## SET PROBLEM
Put into a numbered list the lines of the entries below, leaving out any blank lines. Begin at the line that contains "promo-banner-book-of-dead: CASINO xyxy=(18,82,302,206)" and stop after the line that contains "promo-title: WEEKLY SPOTLIGHT".

:::

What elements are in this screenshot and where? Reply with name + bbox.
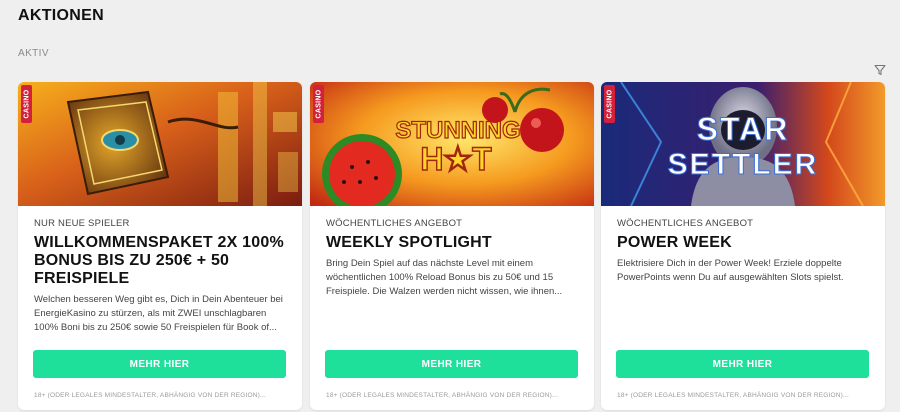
promo-banner-book-of-dead: CASINO xyxy=(18,82,302,206)
banner-logo-line2: SETTLER xyxy=(668,148,819,181)
promo-description: Welchen besseren Weg gibt es, Dich in De… xyxy=(34,294,283,333)
page-title: AKTIONEN xyxy=(18,7,104,24)
banner-logo-line1: STAR xyxy=(697,111,790,147)
promo-banner-star-settler: STAR SETTLER CASINO xyxy=(601,82,885,206)
promo-card-power-week[interactable]: STAR SETTLER CASINO WÖCHENTLICHES ANGEBO… xyxy=(601,82,885,410)
promo-eyebrow: WÖCHENTLICHES ANGEBOT xyxy=(326,218,463,229)
banner-logo-line1: STUNNING xyxy=(395,117,520,144)
more-here-button[interactable]: MEHR HIER xyxy=(325,350,578,378)
promo-eyebrow: WÖCHENTLICHES ANGEBOT xyxy=(617,218,754,229)
age-disclaimer: 18+ (ODER LEGALES MINDESTALTER, ABHÄNGIG… xyxy=(326,392,559,399)
promo-title: POWER WEEK xyxy=(617,234,732,251)
promo-card-welcome[interactable]: CASINO NUR NEUE SPIELER WILLKOMMENSPAKET… xyxy=(18,82,302,410)
promo-eyebrow: NUR NEUE SPIELER xyxy=(34,218,130,229)
section-label-active: AKTIV xyxy=(18,48,49,59)
banner-logo-line2: H★T xyxy=(420,141,492,177)
promo-title: WILLKOMMENSPAKET 2X 100% BONUS BIS ZU 25… xyxy=(34,234,284,287)
promo-title: WEEKLY SPOTLIGHT xyxy=(326,234,492,251)
more-here-button[interactable]: MEHR HIER xyxy=(33,350,286,378)
filter-icon[interactable] xyxy=(874,64,886,76)
more-here-button[interactable]: MEHR HIER xyxy=(616,350,869,378)
promo-description: Elektrisiere Dich in der Power Week! Erz… xyxy=(617,258,844,283)
casino-tag: CASINO xyxy=(604,85,615,123)
promo-banner-stunning-hot: STUNNING H★T CASINO xyxy=(310,82,594,206)
casino-tag: CASINO xyxy=(21,85,32,123)
age-disclaimer: 18+ (ODER LEGALES MINDESTALTER, ABHÄNGIG… xyxy=(34,392,267,399)
casino-tag: CASINO xyxy=(313,85,324,123)
promo-card-weekly-spotlight[interactable]: STUNNING H★T CASINO WÖCHENTLICHES ANGEBO… xyxy=(310,82,594,410)
age-disclaimer: 18+ (ODER LEGALES MINDESTALTER, ABHÄNGIG… xyxy=(617,392,850,399)
promo-description: Bring Dein Spiel auf das nächste Level m… xyxy=(326,258,563,297)
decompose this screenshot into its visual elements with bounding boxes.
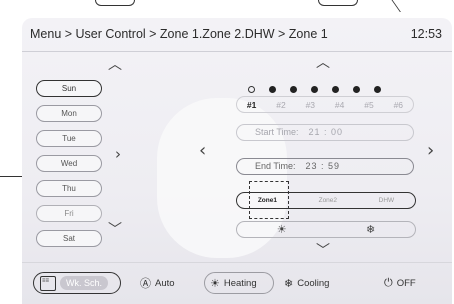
off-label: OFF: [396, 277, 416, 289]
period-6[interactable]: #6: [394, 100, 403, 110]
day-fri[interactable]: Fri: [36, 205, 102, 222]
header-bar: Menu > User Control > Zone 1.Zone 2.DHW …: [22, 18, 452, 52]
bottom-bar: ≡≡ Wk. Sch. Ⓐ Auto ☀ Heating ❄ Cooling ⏻…: [22, 262, 452, 304]
prev-chevron-icon[interactable]: ‹: [199, 142, 206, 160]
schedule-label: Wk. Sch.: [60, 276, 109, 290]
auto-button[interactable]: Ⓐ Auto: [140, 272, 175, 294]
zone-2-option[interactable]: Zone2: [319, 197, 337, 204]
clock: 12:53: [410, 27, 442, 41]
period-dot-icon: [311, 86, 318, 93]
period-dot-icon: [290, 86, 297, 93]
period-dots: [248, 86, 381, 93]
schedule-icon: ≡≡: [40, 275, 56, 291]
day-sun[interactable]: Sun: [36, 80, 102, 97]
bezel-mark: [95, 0, 135, 6]
end-time-value: 23 : 59: [305, 161, 341, 171]
photo-edge: [0, 0, 454, 14]
period-dot-icon: [269, 86, 276, 93]
period-up-chevron-icon[interactable]: ︿: [316, 56, 330, 70]
day-thu[interactable]: Thu: [36, 180, 102, 197]
snowflake-icon[interactable]: ❄: [366, 223, 375, 236]
end-time-field[interactable]: End Time: 23 : 59: [236, 158, 414, 175]
start-time-label: Start Time:: [255, 127, 299, 137]
day-sat[interactable]: Sat: [36, 230, 102, 247]
heating-button[interactable]: ☀ Heating: [204, 272, 274, 294]
period-5[interactable]: #5: [364, 100, 373, 110]
day-mon[interactable]: Mon: [36, 105, 102, 122]
off-button[interactable]: ⏻ OFF: [384, 272, 416, 294]
bezel-mark: [318, 0, 358, 6]
dhw-option[interactable]: DHW: [379, 197, 395, 204]
period-3[interactable]: #3: [306, 100, 315, 110]
end-time-label: End Time:: [255, 161, 296, 171]
start-time-field[interactable]: Start Time: 21 : 00: [236, 124, 414, 141]
period-dot-icon: [332, 86, 339, 93]
day-list: Sun Mon Tue Wed Thu Fri Sat: [36, 80, 106, 255]
period-dot-empty-icon: [248, 86, 255, 93]
days-up-chevron-icon[interactable]: ︿: [108, 58, 122, 72]
power-icon: ⏻: [384, 276, 393, 289]
days-right-chevron-icon[interactable]: ›: [115, 147, 121, 162]
cooling-button[interactable]: ❄ Cooling: [284, 272, 329, 294]
cooling-label: Cooling: [297, 277, 330, 289]
day-wed[interactable]: Wed: [36, 155, 102, 172]
period-dot-icon: [374, 86, 381, 93]
period-dot-icon: [353, 86, 360, 93]
heat-sun-icon: ☀: [210, 276, 220, 290]
zone-focus-box: [249, 181, 289, 219]
auto-label: Auto: [155, 277, 175, 289]
sun-icon[interactable]: ☀: [277, 223, 287, 236]
mode-down-chevron-icon[interactable]: ﹀: [316, 244, 330, 258]
thermostat-screen: Menu > User Control > Zone 1.Zone 2.DHW …: [22, 18, 452, 304]
period-4[interactable]: #4: [335, 100, 344, 110]
next-chevron-icon[interactable]: ›: [427, 142, 434, 160]
day-tue[interactable]: Tue: [36, 130, 102, 147]
heating-label: Heating: [223, 277, 257, 289]
breadcrumb[interactable]: Menu > User Control > Zone 1.Zone 2.DHW …: [30, 27, 328, 41]
days-down-chevron-icon[interactable]: ﹀: [108, 223, 122, 237]
period-selector: #1 #2 #3 #4 #5 #6: [236, 96, 414, 113]
period-1[interactable]: #1: [247, 100, 256, 110]
period-2[interactable]: #2: [276, 100, 285, 110]
weekly-schedule-button[interactable]: ≡≡ Wk. Sch.: [33, 272, 121, 294]
snowflake-icon: ❄: [284, 276, 294, 290]
mode-selector: ☀ ❄: [236, 221, 416, 238]
auto-icon: Ⓐ: [140, 277, 151, 290]
start-time-value: 21 : 00: [308, 127, 344, 137]
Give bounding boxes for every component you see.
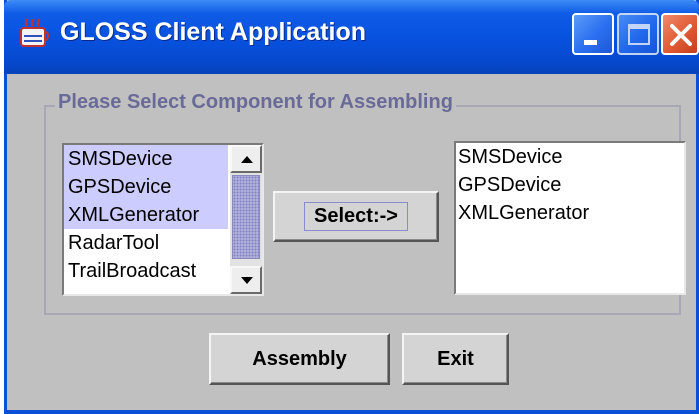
available-components-list[interactable]: SMSDevice GPSDevice XMLGenerator RadarTo… <box>62 143 264 296</box>
minimize-button[interactable] <box>572 13 614 55</box>
close-button[interactable] <box>661 13 699 55</box>
select-button[interactable]: Select:-> <box>273 191 439 242</box>
list-item[interactable]: GPSDevice <box>456 171 684 199</box>
scroll-up-button[interactable] <box>230 145 262 173</box>
list-item[interactable]: XMLGenerator <box>64 201 228 229</box>
select-button-label: Select:-> <box>304 202 408 231</box>
arrow-down-icon <box>241 277 253 284</box>
list-item[interactable]: RadarTool <box>64 229 228 257</box>
list-scrollbar[interactable] <box>230 145 262 294</box>
minimize-icon <box>584 40 597 45</box>
list-item[interactable]: SMSDevice <box>456 143 684 171</box>
list-item[interactable]: SMSDevice <box>64 145 228 173</box>
window-title: GLOSS Client Application <box>60 18 367 46</box>
java-cup-icon <box>18 16 50 50</box>
list-item[interactable]: GPSDevice <box>64 173 228 201</box>
scroll-down-button[interactable] <box>230 266 262 294</box>
close-icon <box>670 24 692 46</box>
title-bar[interactable]: GLOSS Client Application <box>4 0 699 74</box>
maximize-button[interactable] <box>617 13 659 55</box>
exit-button[interactable]: Exit <box>402 333 509 385</box>
assembly-button[interactable]: Assembly <box>209 333 390 385</box>
groupbox-legend: Please Select Component for Assembling <box>55 91 456 114</box>
maximize-icon <box>628 24 650 45</box>
list-item[interactable]: XMLGenerator <box>456 199 684 227</box>
list-item[interactable]: TrailBroadcast <box>64 257 228 285</box>
scroll-thumb[interactable] <box>232 175 260 259</box>
arrow-up-icon <box>241 156 253 163</box>
selected-components-list[interactable]: SMSDevice GPSDevice XMLGenerator <box>454 141 686 295</box>
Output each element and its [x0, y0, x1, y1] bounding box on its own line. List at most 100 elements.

:::

## OUTPUT OF THE EXERCISE
1. promo-banner-book-of-dead: CASINO xyxy=(18,82,302,206)
2. banner-logo-line2: SETTLER xyxy=(668,148,819,181)
3. promo-description: Welchen besseren Weg gibt es, Dich in De… xyxy=(34,294,283,333)
4. page-title: AKTIONEN xyxy=(18,7,104,24)
5. banner-logo-line1: STAR xyxy=(697,111,790,147)
6. promo-banner-star-settler: STAR SETTLER CASINO xyxy=(601,82,885,206)
7. promo-card-power-week[interactable]: STAR SETTLER CASINO WÖCHENTLICHES ANGEBO… xyxy=(601,82,885,410)
8. promo-eyebrow: WÖCHENTLICHES ANGEBOT xyxy=(326,218,463,229)
9. banner-logo-line1: STUNNING xyxy=(395,117,520,144)
10. more-here-button[interactable]: MEHR HIER xyxy=(325,350,578,378)
11. promo-eyebrow: WÖCHENTLICHES ANGEBOT xyxy=(617,218,754,229)
12. age-disclaimer: 18+ (ODER LEGALES MINDESTALTER, ABHÄNGIG… xyxy=(326,392,559,399)
13. promo-title: POWER WEEK xyxy=(617,234,732,251)
14. promo-card-welcome[interactable]: CASINO NUR NEUE SPIELER WILLKOMMENSPAKET… xyxy=(18,82,302,410)
15. promo-eyebrow: NUR NEUE SPIELER xyxy=(34,218,130,229)
16. section-label-active: AKTIV xyxy=(18,48,49,59)
17. banner-logo-line2: H★T xyxy=(420,141,492,177)
18. promo-title: WILLKOMMENSPAKET 2X 100% BONUS BIS ZU 25… xyxy=(34,234,284,287)
19. promo-title: WEEKLY SPOTLIGHT xyxy=(326,234,492,251)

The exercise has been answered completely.